REQUEST:
Extract the full set of records, then give each one again exactly.

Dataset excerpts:
-*-*-
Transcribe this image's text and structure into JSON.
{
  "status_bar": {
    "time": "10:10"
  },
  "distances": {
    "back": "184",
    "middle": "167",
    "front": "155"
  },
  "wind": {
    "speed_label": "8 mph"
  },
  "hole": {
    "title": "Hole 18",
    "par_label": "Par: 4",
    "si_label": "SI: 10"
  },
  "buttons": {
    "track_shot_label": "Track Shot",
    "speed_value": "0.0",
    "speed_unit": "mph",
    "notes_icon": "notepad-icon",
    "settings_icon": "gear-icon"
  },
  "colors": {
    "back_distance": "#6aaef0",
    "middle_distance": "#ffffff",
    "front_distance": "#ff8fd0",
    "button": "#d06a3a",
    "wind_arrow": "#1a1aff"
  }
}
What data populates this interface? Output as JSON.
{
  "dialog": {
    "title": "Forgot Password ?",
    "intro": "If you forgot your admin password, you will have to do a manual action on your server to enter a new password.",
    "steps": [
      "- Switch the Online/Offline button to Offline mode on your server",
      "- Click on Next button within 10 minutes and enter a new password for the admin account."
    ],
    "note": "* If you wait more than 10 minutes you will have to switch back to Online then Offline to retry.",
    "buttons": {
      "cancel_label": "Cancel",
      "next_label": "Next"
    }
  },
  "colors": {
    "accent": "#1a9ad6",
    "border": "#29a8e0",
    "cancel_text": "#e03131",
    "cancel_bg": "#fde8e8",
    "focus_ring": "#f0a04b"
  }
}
-*-*-
TASK RESULT:
Transcribe this image's text and structure into JSON.
{
  "status_bar": {
    "time": "10:10"
  },
  "distances": {
    "back": "184",
    "middle": "167",
    "front": "155"
  },
  "wind": {
    "speed_label": "8 mph"
  },
  "hole": {
    "title": "Hole 18",
    "par_label": "Par: 4",
    "si_label": "SI: 10"
  },
  "buttons": {
    "track_shot_label": "Track Shot",
    "speed_value": "0.0",
    "speed_unit": "mph",
    "notes_icon": "notepad-icon",
    "settings_icon": "gear-icon"
  },
  "colors": {
    "back_distance": "#6aaef0",
    "middle_distance": "#ffffff",
    "front_distance": "#ff8fd0",
    "button": "#d06a3a",
    "wind_arrow": "#1a1aff"
  }
}
What data populates this interface? Output as JSON.
{
  "dialog": {
    "title": "Forgot Password ?",
    "intro": "If you forgot your admin password, you will have to do a manual action on your server to enter a new password.",
    "steps": [
      "- Switch the Online/Offline button to Offline mode on your server",
      "- Click on Next button within 10 minutes and enter a new password for the admin account."
    ],
    "note": "* If you wait more than 10 minutes you will have to switch back to Online then Offline to retry.",
    "buttons": {
      "cancel_label": "Cancel",
      "next_label": "Next"
    }
  },
  "colors": {
    "accent": "#1a9ad6",
    "border": "#29a8e0",
    "cancel_text": "#e03131",
    "cancel_bg": "#fde8e8",
    "focus_ring": "#f0a04b"
  }
}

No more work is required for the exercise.